§ REQUIRED TASK: Locate each line of the material that contains "heading", then return it.

§ MATERIAL PROVIDED:
■ ■ ■ ■
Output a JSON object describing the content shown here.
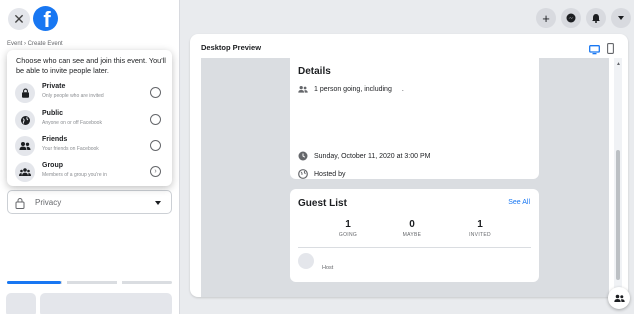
{
  "header": {
    "close_icon": "close-icon",
    "logo_letter": "f",
    "breadcrumb": "Event › Create Event"
  },
  "privacy_dropdown": {
    "description": "Choose who can see and join this event. You'll be able to invite people later.",
    "options": [
      {
        "title": "Private",
        "subtitle": "Only people who are invited",
        "icon": "lock-icon",
        "control": "radio"
      },
      {
        "title": "Public",
        "subtitle": "Anyone on or off Facebook",
        "icon": "globe-icon",
        "control": "radio"
      },
      {
        "title": "Friends",
        "subtitle": "Your friends on Facebook",
        "icon": "friends-icon",
        "control": "radio"
      },
      {
        "title": "Group",
        "subtitle": "Members of a group you're in",
        "icon": "group-icon",
        "control": "chevron"
      }
    ]
  },
  "privacy_select": {
    "value": "Privacy",
    "icon": "lock-icon"
  },
  "progress": {
    "fraction": 0.33
  },
  "topbar": {
    "icons": [
      "plus-icon",
      "messenger-icon",
      "notifications-icon",
      "account-menu-icon"
    ]
  },
  "preview": {
    "title": "Desktop Preview",
    "details": {
      "heading": "Details",
      "going": "1 person going, including",
      "going_suffix": ".",
      "date": "Sunday, October 11, 2020 at 3:00 PM",
      "hosted_by": "Hosted by"
    },
    "guest_list": {
      "heading": "Guest List",
      "see_all": "See All",
      "stats": [
        {
          "value": "1",
          "label": "GOING"
        },
        {
          "value": "0",
          "label": "MAYBE"
        },
        {
          "value": "1",
          "label": "INVITED"
        }
      ],
      "host_label": "Host"
    }
  },
  "colors": {
    "brand": "#1877f2",
    "background": "#e9ebee"
  }
}
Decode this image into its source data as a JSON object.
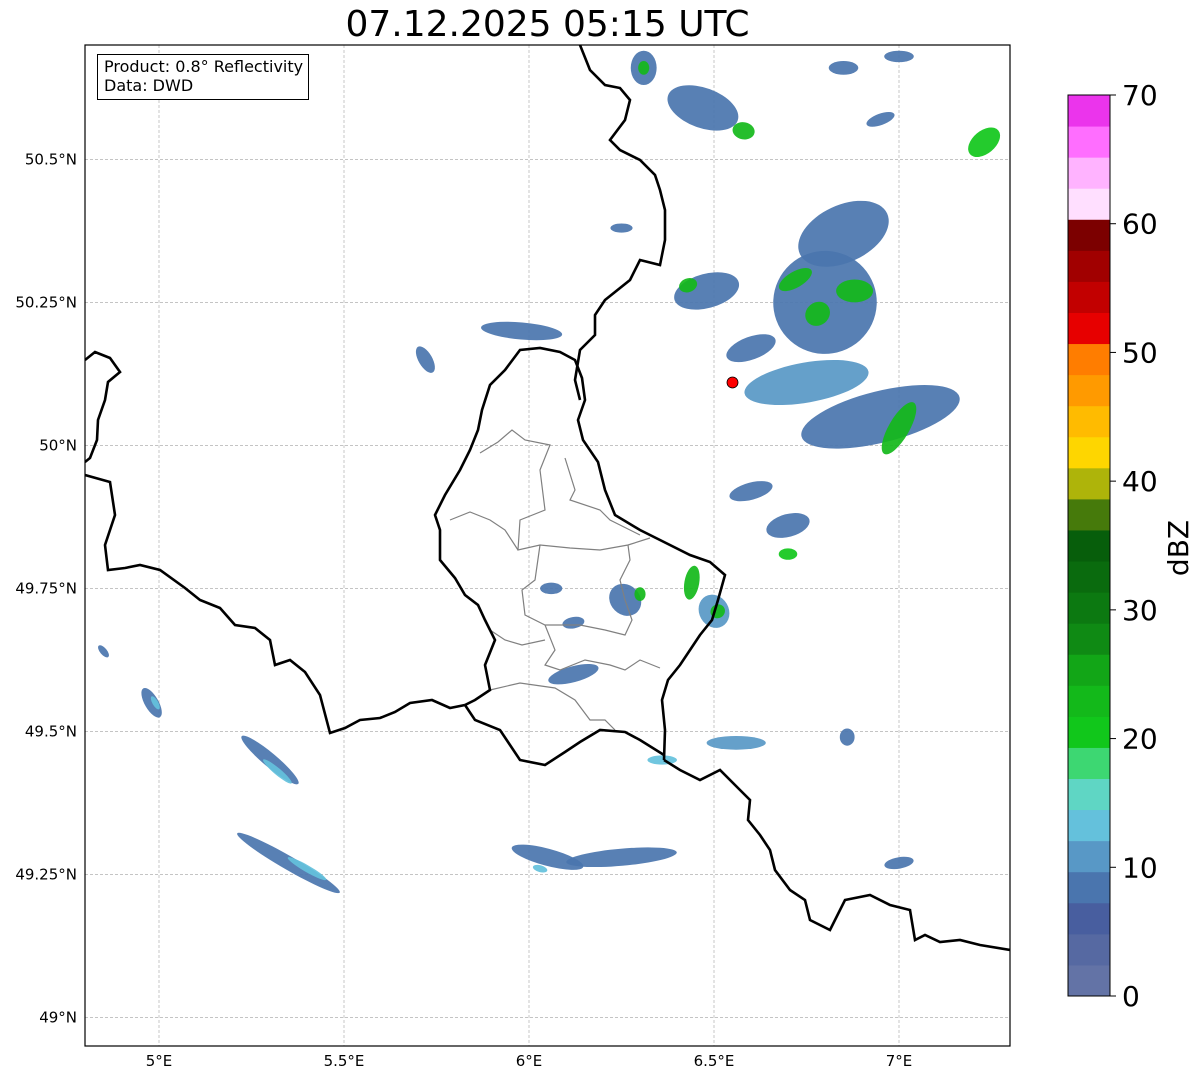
{
  "title": "07.12.2025 05:15 UTC",
  "info": {
    "product": "Product: 0.8° Reflectivity",
    "source": "Data: DWD"
  },
  "map": {
    "lon_range": [
      4.8,
      7.3
    ],
    "lat_range": [
      48.95,
      50.7
    ],
    "lon_ticks": [
      {
        "value": 5.0,
        "label": "5°E"
      },
      {
        "value": 5.5,
        "label": "5.5°E"
      },
      {
        "value": 6.0,
        "label": "6°E"
      },
      {
        "value": 6.5,
        "label": "6.5°E"
      },
      {
        "value": 7.0,
        "label": "7°E"
      }
    ],
    "lat_ticks": [
      {
        "value": 50.5,
        "label": "50.5°N"
      },
      {
        "value": 50.25,
        "label": "50.25°N"
      },
      {
        "value": 50.0,
        "label": "50°N"
      },
      {
        "value": 49.75,
        "label": "49.75°N"
      },
      {
        "value": 49.5,
        "label": "49.5°N"
      },
      {
        "value": 49.25,
        "label": "49.25°N"
      },
      {
        "value": 49.0,
        "label": "49°N"
      }
    ],
    "radar_site": {
      "lon": 6.55,
      "lat": 50.11,
      "color": "#ff0000"
    }
  },
  "colorbar": {
    "label": "dBZ",
    "min": 0,
    "max": 70,
    "ticks": [
      {
        "value": 0,
        "label": "0"
      },
      {
        "value": 10,
        "label": "10"
      },
      {
        "value": 20,
        "label": "20"
      },
      {
        "value": 30,
        "label": "30"
      },
      {
        "value": 40,
        "label": "40"
      },
      {
        "value": 50,
        "label": "50"
      },
      {
        "value": 60,
        "label": "60"
      },
      {
        "value": 70,
        "label": "70"
      }
    ],
    "colors": [
      "#6373a6",
      "#5669a2",
      "#485e9f",
      "#4a75ae",
      "#5898c6",
      "#64c1dc",
      "#5fd6c4",
      "#3dd772",
      "#11c71b",
      "#13b91a",
      "#12a617",
      "#0f8a14",
      "#0c7911",
      "#0a6b0e",
      "#075e0b",
      "#467a0b",
      "#aeb40a",
      "#fed600",
      "#ffbb00",
      "#ff9a00",
      "#ff7d00",
      "#e70000",
      "#c20000",
      "#a10000",
      "#7c0000",
      "#ffdfff",
      "#ffb3ff",
      "#ff6eff",
      "#eb34ec"
    ]
  },
  "echoes": [
    {
      "lon": 6.95,
      "lat": 50.05,
      "rx": 0.22,
      "ry": 0.045,
      "rot": -14,
      "level": 3
    },
    {
      "lon": 7.0,
      "lat": 50.03,
      "rx": 0.08,
      "ry": 0.018,
      "rot": -60,
      "level": 9
    },
    {
      "lon": 6.75,
      "lat": 50.11,
      "rx": 0.17,
      "ry": 0.035,
      "rot": -10,
      "level": 4
    },
    {
      "lon": 6.8,
      "lat": 50.25,
      "rx": 0.14,
      "ry": 0.09,
      "rot": -20,
      "level": 3
    },
    {
      "lon": 6.72,
      "lat": 50.29,
      "rx": 0.05,
      "ry": 0.014,
      "rot": -30,
      "level": 9
    },
    {
      "lon": 6.78,
      "lat": 50.23,
      "rx": 0.035,
      "ry": 0.02,
      "rot": -40,
      "level": 9
    },
    {
      "lon": 6.85,
      "lat": 50.37,
      "rx": 0.13,
      "ry": 0.05,
      "rot": -25,
      "level": 3
    },
    {
      "lon": 6.88,
      "lat": 50.27,
      "rx": 0.05,
      "ry": 0.02,
      "rot": 0,
      "level": 9
    },
    {
      "lon": 6.6,
      "lat": 50.17,
      "rx": 0.07,
      "ry": 0.02,
      "rot": -20,
      "level": 3
    },
    {
      "lon": 6.48,
      "lat": 50.27,
      "rx": 0.09,
      "ry": 0.03,
      "rot": -15,
      "level": 3
    },
    {
      "lon": 6.43,
      "lat": 50.28,
      "rx": 0.025,
      "ry": 0.012,
      "rot": -20,
      "level": 9
    },
    {
      "lon": 6.47,
      "lat": 50.59,
      "rx": 0.1,
      "ry": 0.035,
      "rot": 20,
      "level": 3
    },
    {
      "lon": 6.58,
      "lat": 50.55,
      "rx": 0.03,
      "ry": 0.015,
      "rot": 10,
      "level": 9
    },
    {
      "lon": 6.31,
      "lat": 50.66,
      "rx": 0.035,
      "ry": 0.03,
      "rot": 0,
      "level": 3
    },
    {
      "lon": 6.31,
      "lat": 50.66,
      "rx": 0.015,
      "ry": 0.012,
      "rot": 0,
      "level": 9
    },
    {
      "lon": 6.85,
      "lat": 50.66,
      "rx": 0.04,
      "ry": 0.012,
      "rot": 0,
      "level": 3
    },
    {
      "lon": 7.0,
      "lat": 50.68,
      "rx": 0.04,
      "ry": 0.01,
      "rot": 0,
      "level": 3
    },
    {
      "lon": 7.23,
      "lat": 50.53,
      "rx": 0.05,
      "ry": 0.02,
      "rot": -40,
      "level": 8
    },
    {
      "lon": 6.6,
      "lat": 49.92,
      "rx": 0.06,
      "ry": 0.015,
      "rot": -15,
      "level": 3
    },
    {
      "lon": 6.7,
      "lat": 49.86,
      "rx": 0.06,
      "ry": 0.02,
      "rot": -15,
      "level": 3
    },
    {
      "lon": 6.7,
      "lat": 49.81,
      "rx": 0.025,
      "ry": 0.01,
      "rot": 0,
      "level": 8
    },
    {
      "lon": 6.26,
      "lat": 49.73,
      "rx": 0.04,
      "ry": 0.03,
      "rot": -45,
      "level": 3
    },
    {
      "lon": 6.3,
      "lat": 49.74,
      "rx": 0.015,
      "ry": 0.012,
      "rot": 0,
      "level": 9
    },
    {
      "lon": 6.44,
      "lat": 49.76,
      "rx": 0.02,
      "ry": 0.03,
      "rot": 10,
      "level": 9
    },
    {
      "lon": 6.5,
      "lat": 49.71,
      "rx": 0.04,
      "ry": 0.03,
      "rot": -30,
      "level": 4
    },
    {
      "lon": 6.51,
      "lat": 49.71,
      "rx": 0.02,
      "ry": 0.012,
      "rot": -30,
      "level": 9
    },
    {
      "lon": 6.12,
      "lat": 49.6,
      "rx": 0.07,
      "ry": 0.014,
      "rot": -15,
      "level": 3
    },
    {
      "lon": 6.12,
      "lat": 49.69,
      "rx": 0.03,
      "ry": 0.01,
      "rot": -10,
      "level": 3
    },
    {
      "lon": 6.06,
      "lat": 49.75,
      "rx": 0.03,
      "ry": 0.01,
      "rot": 0,
      "level": 3
    },
    {
      "lon": 6.56,
      "lat": 49.48,
      "rx": 0.08,
      "ry": 0.012,
      "rot": 0,
      "level": 4
    },
    {
      "lon": 6.36,
      "lat": 49.45,
      "rx": 0.04,
      "ry": 0.008,
      "rot": 0,
      "level": 5
    },
    {
      "lon": 6.86,
      "lat": 49.49,
      "rx": 0.02,
      "ry": 0.015,
      "rot": 0,
      "level": 3
    },
    {
      "lon": 7.0,
      "lat": 49.27,
      "rx": 0.04,
      "ry": 0.01,
      "rot": -10,
      "level": 3
    },
    {
      "lon": 6.25,
      "lat": 49.28,
      "rx": 0.15,
      "ry": 0.015,
      "rot": -5,
      "level": 3
    },
    {
      "lon": 6.05,
      "lat": 49.28,
      "rx": 0.1,
      "ry": 0.015,
      "rot": 15,
      "level": 3
    },
    {
      "lon": 6.03,
      "lat": 49.26,
      "rx": 0.02,
      "ry": 0.006,
      "rot": 15,
      "level": 5
    },
    {
      "lon": 5.35,
      "lat": 49.27,
      "rx": 0.16,
      "ry": 0.012,
      "rot": 30,
      "level": 3
    },
    {
      "lon": 5.4,
      "lat": 49.26,
      "rx": 0.06,
      "ry": 0.006,
      "rot": 30,
      "level": 5
    },
    {
      "lon": 5.3,
      "lat": 49.45,
      "rx": 0.1,
      "ry": 0.012,
      "rot": 40,
      "level": 3
    },
    {
      "lon": 5.32,
      "lat": 49.43,
      "rx": 0.05,
      "ry": 0.006,
      "rot": 40,
      "level": 5
    },
    {
      "lon": 4.98,
      "lat": 49.55,
      "rx": 0.045,
      "ry": 0.012,
      "rot": 60,
      "level": 3
    },
    {
      "lon": 4.99,
      "lat": 49.55,
      "rx": 0.02,
      "ry": 0.005,
      "rot": 60,
      "level": 5
    },
    {
      "lon": 4.85,
      "lat": 49.64,
      "rx": 0.02,
      "ry": 0.006,
      "rot": 50,
      "level": 3
    },
    {
      "lon": 5.98,
      "lat": 50.2,
      "rx": 0.11,
      "ry": 0.015,
      "rot": 5,
      "level": 3
    },
    {
      "lon": 5.72,
      "lat": 50.15,
      "rx": 0.04,
      "ry": 0.012,
      "rot": 60,
      "level": 3
    },
    {
      "lon": 6.25,
      "lat": 50.38,
      "rx": 0.03,
      "ry": 0.008,
      "rot": 0,
      "level": 3
    },
    {
      "lon": 6.95,
      "lat": 50.57,
      "rx": 0.04,
      "ry": 0.01,
      "rot": -20,
      "level": 3
    }
  ]
}
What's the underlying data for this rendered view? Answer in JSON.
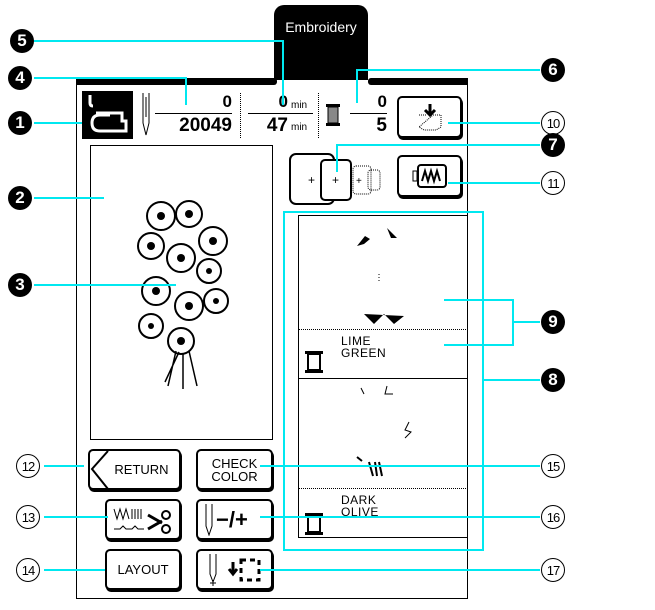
■ ■ ■ ■
§ RESULT FOR THIS TASK:
      "heading": "Details",
      "heading": "Guest List",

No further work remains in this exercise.